**YOUR INSTRUCTIONS**
Verbatim output of all the material below is required.

**INPUT**
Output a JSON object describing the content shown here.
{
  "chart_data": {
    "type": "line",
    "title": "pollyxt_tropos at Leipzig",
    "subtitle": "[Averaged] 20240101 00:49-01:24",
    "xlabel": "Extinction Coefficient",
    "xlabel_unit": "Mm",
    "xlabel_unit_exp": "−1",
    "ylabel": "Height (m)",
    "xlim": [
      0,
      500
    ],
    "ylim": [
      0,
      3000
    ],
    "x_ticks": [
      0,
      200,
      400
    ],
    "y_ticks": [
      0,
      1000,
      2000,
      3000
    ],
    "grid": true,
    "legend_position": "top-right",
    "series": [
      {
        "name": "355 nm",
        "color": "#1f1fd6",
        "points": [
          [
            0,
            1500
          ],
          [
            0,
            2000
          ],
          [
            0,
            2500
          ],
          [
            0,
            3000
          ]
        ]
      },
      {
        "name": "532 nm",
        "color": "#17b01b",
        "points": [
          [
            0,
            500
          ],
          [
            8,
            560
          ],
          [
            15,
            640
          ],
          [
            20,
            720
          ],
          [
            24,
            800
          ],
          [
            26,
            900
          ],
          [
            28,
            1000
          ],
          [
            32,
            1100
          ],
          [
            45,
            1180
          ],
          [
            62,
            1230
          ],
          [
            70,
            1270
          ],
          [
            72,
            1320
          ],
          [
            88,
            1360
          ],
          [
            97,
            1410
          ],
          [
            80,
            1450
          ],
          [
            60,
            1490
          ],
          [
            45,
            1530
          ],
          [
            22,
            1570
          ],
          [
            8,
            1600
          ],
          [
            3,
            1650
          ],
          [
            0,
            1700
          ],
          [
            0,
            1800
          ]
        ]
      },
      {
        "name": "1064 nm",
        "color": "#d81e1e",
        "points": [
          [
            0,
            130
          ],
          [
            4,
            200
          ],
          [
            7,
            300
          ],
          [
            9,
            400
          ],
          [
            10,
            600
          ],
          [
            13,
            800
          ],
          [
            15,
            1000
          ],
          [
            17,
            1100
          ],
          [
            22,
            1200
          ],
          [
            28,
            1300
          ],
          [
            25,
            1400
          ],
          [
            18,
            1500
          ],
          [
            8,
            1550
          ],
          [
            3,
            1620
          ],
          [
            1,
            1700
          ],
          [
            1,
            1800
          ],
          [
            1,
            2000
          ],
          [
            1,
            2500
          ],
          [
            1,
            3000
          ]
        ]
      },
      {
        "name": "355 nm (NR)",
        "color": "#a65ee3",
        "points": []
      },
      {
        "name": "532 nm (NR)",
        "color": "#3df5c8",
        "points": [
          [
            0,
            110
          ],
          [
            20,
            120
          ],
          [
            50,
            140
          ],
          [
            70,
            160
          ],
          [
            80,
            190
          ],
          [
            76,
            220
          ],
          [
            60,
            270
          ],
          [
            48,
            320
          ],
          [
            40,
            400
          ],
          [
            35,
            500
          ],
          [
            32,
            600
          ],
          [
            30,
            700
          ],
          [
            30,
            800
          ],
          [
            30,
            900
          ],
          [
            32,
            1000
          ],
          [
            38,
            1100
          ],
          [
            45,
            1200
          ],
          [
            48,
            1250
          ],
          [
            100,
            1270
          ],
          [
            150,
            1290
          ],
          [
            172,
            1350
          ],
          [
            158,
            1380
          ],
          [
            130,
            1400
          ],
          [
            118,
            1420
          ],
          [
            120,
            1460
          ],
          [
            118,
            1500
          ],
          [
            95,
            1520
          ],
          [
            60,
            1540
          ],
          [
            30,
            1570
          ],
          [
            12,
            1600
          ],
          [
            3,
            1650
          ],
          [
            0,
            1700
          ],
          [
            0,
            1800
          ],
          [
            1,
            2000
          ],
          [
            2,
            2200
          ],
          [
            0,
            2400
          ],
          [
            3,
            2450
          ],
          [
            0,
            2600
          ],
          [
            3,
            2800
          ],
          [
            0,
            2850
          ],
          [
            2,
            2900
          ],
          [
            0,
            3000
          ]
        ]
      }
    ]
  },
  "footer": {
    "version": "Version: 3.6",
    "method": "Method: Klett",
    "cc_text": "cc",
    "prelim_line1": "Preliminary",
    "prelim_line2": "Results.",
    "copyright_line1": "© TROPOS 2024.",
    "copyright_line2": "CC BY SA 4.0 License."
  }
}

**WORKED SOLUTION**
Output a JSON object describing the content shown here.
{
  "chart_data": {
    "type": "line",
    "title": "pollyxt_tropos at Leipzig",
    "subtitle": "[Averaged] 20240101 00:49-01:24",
    "xlabel": "Extinction Coefficient",
    "xlabel_unit": "Mm",
    "xlabel_unit_exp": "−1",
    "ylabel": "Height (m)",
    "xlim": [
      0,
      500
    ],
    "ylim": [
      0,
      3000
    ],
    "x_ticks": [
      0,
      200,
      400
    ],
    "y_ticks": [
      0,
      1000,
      2000,
      3000
    ],
    "grid": true,
    "legend_position": "top-right",
    "series": [
      {
        "name": "355 nm",
        "color": "#1f1fd6",
        "points": [
          [
            0,
            1500
          ],
          [
            0,
            2000
          ],
          [
            0,
            2500
          ],
          [
            0,
            3000
          ]
        ]
      },
      {
        "name": "532 nm",
        "color": "#17b01b",
        "points": [
          [
            0,
            500
          ],
          [
            8,
            560
          ],
          [
            15,
            640
          ],
          [
            20,
            720
          ],
          [
            24,
            800
          ],
          [
            26,
            900
          ],
          [
            28,
            1000
          ],
          [
            32,
            1100
          ],
          [
            45,
            1180
          ],
          [
            62,
            1230
          ],
          [
            70,
            1270
          ],
          [
            72,
            1320
          ],
          [
            88,
            1360
          ],
          [
            97,
            1410
          ],
          [
            80,
            1450
          ],
          [
            60,
            1490
          ],
          [
            45,
            1530
          ],
          [
            22,
            1570
          ],
          [
            8,
            1600
          ],
          [
            3,
            1650
          ],
          [
            0,
            1700
          ],
          [
            0,
            1800
          ]
        ]
      },
      {
        "name": "1064 nm",
        "color": "#d81e1e",
        "points": [
          [
            0,
            130
          ],
          [
            4,
            200
          ],
          [
            7,
            300
          ],
          [
            9,
            400
          ],
          [
            10,
            600
          ],
          [
            13,
            800
          ],
          [
            15,
            1000
          ],
          [
            17,
            1100
          ],
          [
            22,
            1200
          ],
          [
            28,
            1300
          ],
          [
            25,
            1400
          ],
          [
            18,
            1500
          ],
          [
            8,
            1550
          ],
          [
            3,
            1620
          ],
          [
            1,
            1700
          ],
          [
            1,
            1800
          ],
          [
            1,
            2000
          ],
          [
            1,
            2500
          ],
          [
            1,
            3000
          ]
        ]
      },
      {
        "name": "355 nm (NR)",
        "color": "#a65ee3",
        "points": []
      },
      {
        "name": "532 nm (NR)",
        "color": "#3df5c8",
        "points": [
          [
            0,
            110
          ],
          [
            20,
            120
          ],
          [
            50,
            140
          ],
          [
            70,
            160
          ],
          [
            80,
            190
          ],
          [
            76,
            220
          ],
          [
            60,
            270
          ],
          [
            48,
            320
          ],
          [
            40,
            400
          ],
          [
            35,
            500
          ],
          [
            32,
            600
          ],
          [
            30,
            700
          ],
          [
            30,
            800
          ],
          [
            30,
            900
          ],
          [
            32,
            1000
          ],
          [
            38,
            1100
          ],
          [
            45,
            1200
          ],
          [
            48,
            1250
          ],
          [
            100,
            1270
          ],
          [
            150,
            1290
          ],
          [
            172,
            1350
          ],
          [
            158,
            1380
          ],
          [
            130,
            1400
          ],
          [
            118,
            1420
          ],
          [
            120,
            1460
          ],
          [
            118,
            1500
          ],
          [
            95,
            1520
          ],
          [
            60,
            1540
          ],
          [
            30,
            1570
          ],
          [
            12,
            1600
          ],
          [
            3,
            1650
          ],
          [
            0,
            1700
          ],
          [
            0,
            1800
          ],
          [
            1,
            2000
          ],
          [
            2,
            2200
          ],
          [
            0,
            2400
          ],
          [
            3,
            2450
          ],
          [
            0,
            2600
          ],
          [
            3,
            2800
          ],
          [
            0,
            2850
          ],
          [
            2,
            2900
          ],
          [
            0,
            3000
          ]
        ]
      }
    ]
  },
  "footer": {
    "version": "Version: 3.6",
    "method": "Method: Klett",
    "cc_text": "cc",
    "prelim_line1": "Preliminary",
    "prelim_line2": "Results.",
    "copyright_line1": "© TROPOS 2024.",
    "copyright_line2": "CC BY SA 4.0 License."
  }
}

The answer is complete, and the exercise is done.